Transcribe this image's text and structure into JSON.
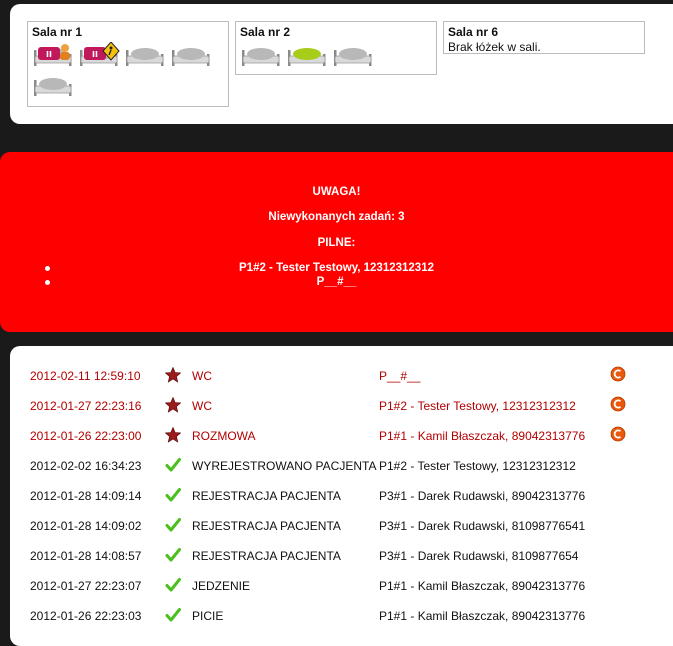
{
  "rooms": [
    {
      "title": "Sala nr 1",
      "note": "",
      "beds": [
        "occupied-paused-person",
        "occupied-paused-warning",
        "empty",
        "empty",
        "empty"
      ]
    },
    {
      "title": "Sala nr 2",
      "note": "",
      "beds": [
        "empty",
        "available",
        "empty"
      ]
    },
    {
      "title": "Sala nr 6",
      "note": "Brak łóżek w sali.",
      "beds": []
    }
  ],
  "alert": {
    "heading": "UWAGA!",
    "pending_label": "Niewykonanych zadań:",
    "pending_count": "3",
    "urgent_label": "PILNE:",
    "urgent_items": [
      "P1#2 - Tester Testowy, 12312312312",
      "P__#__"
    ]
  },
  "colors": {
    "alert_bg": "#ff0000",
    "urgent_text": "#b20000",
    "check": "#4bbf1a",
    "star": "#9b1b1b",
    "action": "#e8590c"
  },
  "log": [
    {
      "date": "2012-02-11 12:59:10",
      "status_icon": "star-icon",
      "event": "WC",
      "patient": "P__#__",
      "urgent": true
    },
    {
      "date": "2012-01-27 22:23:16",
      "status_icon": "star-icon",
      "event": "WC",
      "patient": "P1#2 - Tester Testowy, 12312312312",
      "urgent": true
    },
    {
      "date": "2012-01-26 22:23:00",
      "status_icon": "star-icon",
      "event": "ROZMOWA",
      "patient": "P1#1 - Kamil Błaszczak, 89042313776",
      "urgent": true
    },
    {
      "date": "2012-02-02 16:34:23",
      "status_icon": "check-icon",
      "event": "WYREJESTROWANO PACJENTA",
      "patient": "P1#2 - Tester Testowy, 12312312312",
      "urgent": false
    },
    {
      "date": "2012-01-28 14:09:14",
      "status_icon": "check-icon",
      "event": "REJESTRACJA PACJENTA",
      "patient": "P3#1 - Darek Rudawski, 89042313776",
      "urgent": false
    },
    {
      "date": "2012-01-28 14:09:02",
      "status_icon": "check-icon",
      "event": "REJESTRACJA PACJENTA",
      "patient": "P3#1 - Darek Rudawski, 81098776541",
      "urgent": false
    },
    {
      "date": "2012-01-28 14:08:57",
      "status_icon": "check-icon",
      "event": "REJESTRACJA PACJENTA",
      "patient": "P3#1 - Darek Rudawski, 8109877654",
      "urgent": false
    },
    {
      "date": "2012-01-27 22:23:07",
      "status_icon": "check-icon",
      "event": "JEDZENIE",
      "patient": "P1#1 - Kamil Błaszczak, 89042313776",
      "urgent": false
    },
    {
      "date": "2012-01-26 22:23:03",
      "status_icon": "check-icon",
      "event": "PICIE",
      "patient": "P1#1 - Kamil Błaszczak, 89042313776",
      "urgent": false
    }
  ]
}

● Task statement
Please write out all the data again word for word, but not the pictures.

● Task response
Transcribe this image's text and structure into JSON.
{
  "rooms": [
    {
      "title": "Sala nr 1",
      "note": "",
      "beds": [
        "occupied-paused-person",
        "occupied-paused-warning",
        "empty",
        "empty",
        "empty"
      ]
    },
    {
      "title": "Sala nr 2",
      "note": "",
      "beds": [
        "empty",
        "available",
        "empty"
      ]
    },
    {
      "title": "Sala nr 6",
      "note": "Brak łóżek w sali.",
      "beds": []
    }
  ],
  "alert": {
    "heading": "UWAGA!",
    "pending_label": "Niewykonanych zadań:",
    "pending_count": "3",
    "urgent_label": "PILNE:",
    "urgent_items": [
      "P1#2 - Tester Testowy, 12312312312",
      "P__#__"
    ]
  },
  "colors": {
    "alert_bg": "#ff0000",
    "urgent_text": "#b20000",
    "check": "#4bbf1a",
    "star": "#9b1b1b",
    "action": "#e8590c"
  },
  "log": [
    {
      "date": "2012-02-11 12:59:10",
      "status_icon": "star-icon",
      "event": "WC",
      "patient": "P__#__",
      "urgent": true
    },
    {
      "date": "2012-01-27 22:23:16",
      "status_icon": "star-icon",
      "event": "WC",
      "patient": "P1#2 - Tester Testowy, 12312312312",
      "urgent": true
    },
    {
      "date": "2012-01-26 22:23:00",
      "status_icon": "star-icon",
      "event": "ROZMOWA",
      "patient": "P1#1 - Kamil Błaszczak, 89042313776",
      "urgent": true
    },
    {
      "date": "2012-02-02 16:34:23",
      "status_icon": "check-icon",
      "event": "WYREJESTROWANO PACJENTA",
      "patient": "P1#2 - Tester Testowy, 12312312312",
      "urgent": false
    },
    {
      "date": "2012-01-28 14:09:14",
      "status_icon": "check-icon",
      "event": "REJESTRACJA PACJENTA",
      "patient": "P3#1 - Darek Rudawski, 89042313776",
      "urgent": false
    },
    {
      "date": "2012-01-28 14:09:02",
      "status_icon": "check-icon",
      "event": "REJESTRACJA PACJENTA",
      "patient": "P3#1 - Darek Rudawski, 81098776541",
      "urgent": false
    },
    {
      "date": "2012-01-28 14:08:57",
      "status_icon": "check-icon",
      "event": "REJESTRACJA PACJENTA",
      "patient": "P3#1 - Darek Rudawski, 8109877654",
      "urgent": false
    },
    {
      "date": "2012-01-27 22:23:07",
      "status_icon": "check-icon",
      "event": "JEDZENIE",
      "patient": "P1#1 - Kamil Błaszczak, 89042313776",
      "urgent": false
    },
    {
      "date": "2012-01-26 22:23:03",
      "status_icon": "check-icon",
      "event": "PICIE",
      "patient": "P1#1 - Kamil Błaszczak, 89042313776",
      "urgent": false
    }
  ]
}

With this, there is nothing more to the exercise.